* WORK REQUIRED *
Every entry below should be printed exactly, without its images.

* PROVIDED RECORDS *
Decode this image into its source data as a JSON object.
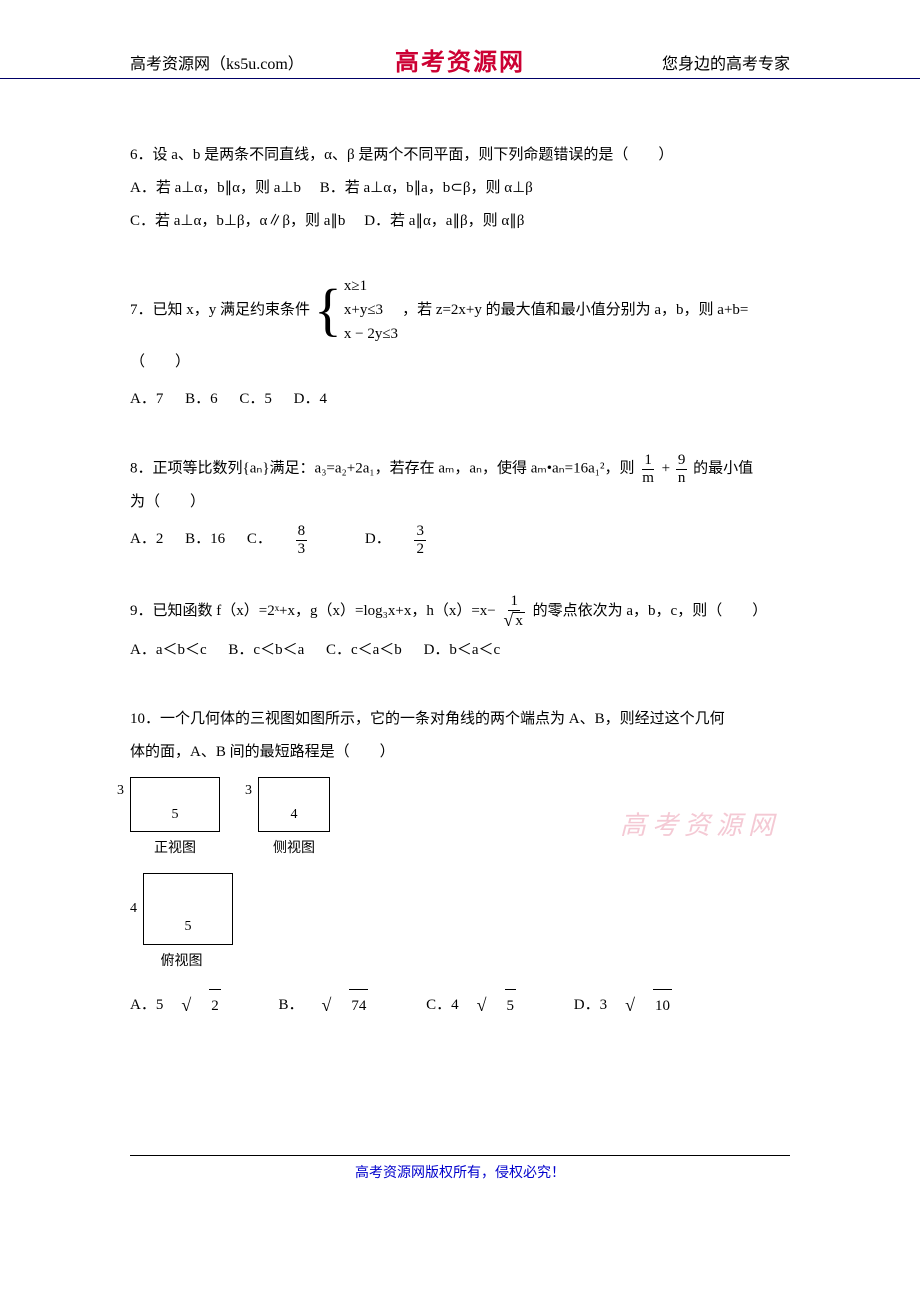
{
  "header": {
    "left": "高考资源网（ks5u.com）",
    "center": "高考资源网",
    "right": "您身边的高考专家"
  },
  "q6": {
    "stem": "6．设 a、b 是两条不同直线，α、β 是两个不同平面，则下列命题错误的是（　　）",
    "optA": "A．若 a⊥α，b∥α，则 a⊥b",
    "optB": "B．若 a⊥α，b∥a，b⊂β，则 α⊥β",
    "optC": "C．若 a⊥α，b⊥β，α∥β，则 a∥b",
    "optD": "D．若 a∥α，a∥β，则 α∥β"
  },
  "q7": {
    "stem_pre": "7．已知 x，y 满足约束条件",
    "cond1": "x≥1",
    "cond2": "x+y≤3",
    "cond3": "x − 2y≤3",
    "stem_post": "，若 z=2x+y 的最大值和最小值分别为 a，b，则 a+b=",
    "blank": "（　　）",
    "optA": "A．7",
    "optB": "B．6",
    "optC": "C．5",
    "optD": "D．4"
  },
  "q8": {
    "stem_pre": "8．正项等比数列{aₙ}满足：a₃=a₂+2a₁，若存在 aₘ，aₙ，使得 aₘ•aₙ=16a₁²，则",
    "frac1_num": "1",
    "frac1_den": "m",
    "plus": "+",
    "frac2_num": "9",
    "frac2_den": "n",
    "stem_post": "的最小值",
    "line2": "为（　　）",
    "optA": "A．2",
    "optB": "B．16",
    "optC_pre": "C．",
    "optC_num": "8",
    "optC_den": "3",
    "optD_pre": "D．",
    "optD_num": "3",
    "optD_den": "2"
  },
  "q9": {
    "stem_pre": "9．已知函数 f（x）=2ˣ+x，g（x）=log₃x+x，h（x）=x−",
    "frac_num": "1",
    "sqrt_x": "x",
    "stem_post": "的零点依次为 a，b，c，则（　　）",
    "optA": "A．a＜b＜c",
    "optB": "B．c＜b＜a",
    "optC": "C．c＜a＜b",
    "optD": "D．b＜a＜c"
  },
  "q10": {
    "stem1": "10．一个几何体的三视图如图所示，它的一条对角线的两个端点为 A、B，则经过这个几何",
    "stem2": "体的面，A、B 间的最短路程是（　　）",
    "front_h": "3",
    "front_w": "5",
    "side_h": "3",
    "side_w": "4",
    "top_h": "4",
    "top_w": "5",
    "label_front": "正视图",
    "label_side": "侧视图",
    "label_top": "俯视图",
    "optA_pre": "A．5",
    "optA_sqrt": "2",
    "optB_pre": " B．",
    "optB_sqrt": "74",
    "optC_pre": " C．4",
    "optC_sqrt": "5",
    "optD_pre": " D．3",
    "optD_sqrt": "10"
  },
  "watermark": "高考资源网",
  "footer": "高考资源网版权所有，侵权必究！"
}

* SOLUTION FOR THIS PROBLEM *
Decode this image into its source data as a JSON object.
{
  "header": {
    "left": "高考资源网（ks5u.com）",
    "center": "高考资源网",
    "right": "您身边的高考专家"
  },
  "q6": {
    "stem": "6．设 a、b 是两条不同直线，α、β 是两个不同平面，则下列命题错误的是（　　）",
    "optA": "A．若 a⊥α，b∥α，则 a⊥b",
    "optB": "B．若 a⊥α，b∥a，b⊂β，则 α⊥β",
    "optC": "C．若 a⊥α，b⊥β，α∥β，则 a∥b",
    "optD": "D．若 a∥α，a∥β，则 α∥β"
  },
  "q7": {
    "stem_pre": "7．已知 x，y 满足约束条件",
    "cond1": "x≥1",
    "cond2": "x+y≤3",
    "cond3": "x − 2y≤3",
    "stem_post": "，若 z=2x+y 的最大值和最小值分别为 a，b，则 a+b=",
    "blank": "（　　）",
    "optA": "A．7",
    "optB": "B．6",
    "optC": "C．5",
    "optD": "D．4"
  },
  "q8": {
    "stem_pre": "8．正项等比数列{aₙ}满足：a₃=a₂+2a₁，若存在 aₘ，aₙ，使得 aₘ•aₙ=16a₁²，则",
    "frac1_num": "1",
    "frac1_den": "m",
    "plus": "+",
    "frac2_num": "9",
    "frac2_den": "n",
    "stem_post": "的最小值",
    "line2": "为（　　）",
    "optA": "A．2",
    "optB": "B．16",
    "optC_pre": "C．",
    "optC_num": "8",
    "optC_den": "3",
    "optD_pre": "D．",
    "optD_num": "3",
    "optD_den": "2"
  },
  "q9": {
    "stem_pre": "9．已知函数 f（x）=2ˣ+x，g（x）=log₃x+x，h（x）=x−",
    "frac_num": "1",
    "sqrt_x": "x",
    "stem_post": "的零点依次为 a，b，c，则（　　）",
    "optA": "A．a＜b＜c",
    "optB": "B．c＜b＜a",
    "optC": "C．c＜a＜b",
    "optD": "D．b＜a＜c"
  },
  "q10": {
    "stem1": "10．一个几何体的三视图如图所示，它的一条对角线的两个端点为 A、B，则经过这个几何",
    "stem2": "体的面，A、B 间的最短路程是（　　）",
    "front_h": "3",
    "front_w": "5",
    "side_h": "3",
    "side_w": "4",
    "top_h": "4",
    "top_w": "5",
    "label_front": "正视图",
    "label_side": "侧视图",
    "label_top": "俯视图",
    "optA_pre": "A．5",
    "optA_sqrt": "2",
    "optB_pre": " B．",
    "optB_sqrt": "74",
    "optC_pre": " C．4",
    "optC_sqrt": "5",
    "optD_pre": " D．3",
    "optD_sqrt": "10"
  },
  "watermark": "高考资源网",
  "footer": "高考资源网版权所有，侵权必究！"
}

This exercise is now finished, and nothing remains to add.